-- start of The input --

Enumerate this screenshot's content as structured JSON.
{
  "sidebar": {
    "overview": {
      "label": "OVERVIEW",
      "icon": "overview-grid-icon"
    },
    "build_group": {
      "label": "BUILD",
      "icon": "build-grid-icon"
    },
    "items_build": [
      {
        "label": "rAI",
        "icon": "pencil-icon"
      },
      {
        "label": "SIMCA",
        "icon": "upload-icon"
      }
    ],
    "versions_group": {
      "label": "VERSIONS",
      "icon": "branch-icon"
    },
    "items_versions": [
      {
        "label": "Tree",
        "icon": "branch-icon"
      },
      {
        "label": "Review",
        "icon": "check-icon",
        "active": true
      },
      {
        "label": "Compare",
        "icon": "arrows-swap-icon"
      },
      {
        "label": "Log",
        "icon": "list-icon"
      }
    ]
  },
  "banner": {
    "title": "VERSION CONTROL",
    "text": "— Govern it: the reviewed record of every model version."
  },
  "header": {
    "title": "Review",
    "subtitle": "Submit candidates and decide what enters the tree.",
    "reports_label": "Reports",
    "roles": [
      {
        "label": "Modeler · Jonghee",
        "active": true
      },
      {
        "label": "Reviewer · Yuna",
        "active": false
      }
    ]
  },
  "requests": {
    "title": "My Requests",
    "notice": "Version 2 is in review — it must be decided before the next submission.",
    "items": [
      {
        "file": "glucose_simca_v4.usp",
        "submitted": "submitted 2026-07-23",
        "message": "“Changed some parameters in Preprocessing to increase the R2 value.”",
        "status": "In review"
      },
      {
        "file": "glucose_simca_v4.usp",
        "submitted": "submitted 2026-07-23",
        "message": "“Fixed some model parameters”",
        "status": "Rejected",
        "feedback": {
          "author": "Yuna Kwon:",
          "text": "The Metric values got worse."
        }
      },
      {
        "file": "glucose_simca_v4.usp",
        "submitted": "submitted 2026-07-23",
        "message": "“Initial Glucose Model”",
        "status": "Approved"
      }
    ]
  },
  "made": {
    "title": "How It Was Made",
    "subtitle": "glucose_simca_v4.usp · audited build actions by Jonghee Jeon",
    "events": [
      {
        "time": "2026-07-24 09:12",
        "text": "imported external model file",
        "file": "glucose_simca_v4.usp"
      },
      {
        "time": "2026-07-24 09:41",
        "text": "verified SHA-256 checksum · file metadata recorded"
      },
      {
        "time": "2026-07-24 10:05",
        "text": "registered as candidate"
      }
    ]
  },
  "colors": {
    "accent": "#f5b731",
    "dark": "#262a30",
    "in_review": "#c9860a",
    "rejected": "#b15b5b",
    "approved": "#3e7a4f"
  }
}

-- end of The input --

Copy each line of the listing that holds the word "parameters".

## Output below:
        "message": "“Changed some parameters in Preprocessing to increase the R2 value.”",
        "message": "“Fixed some model parameters”",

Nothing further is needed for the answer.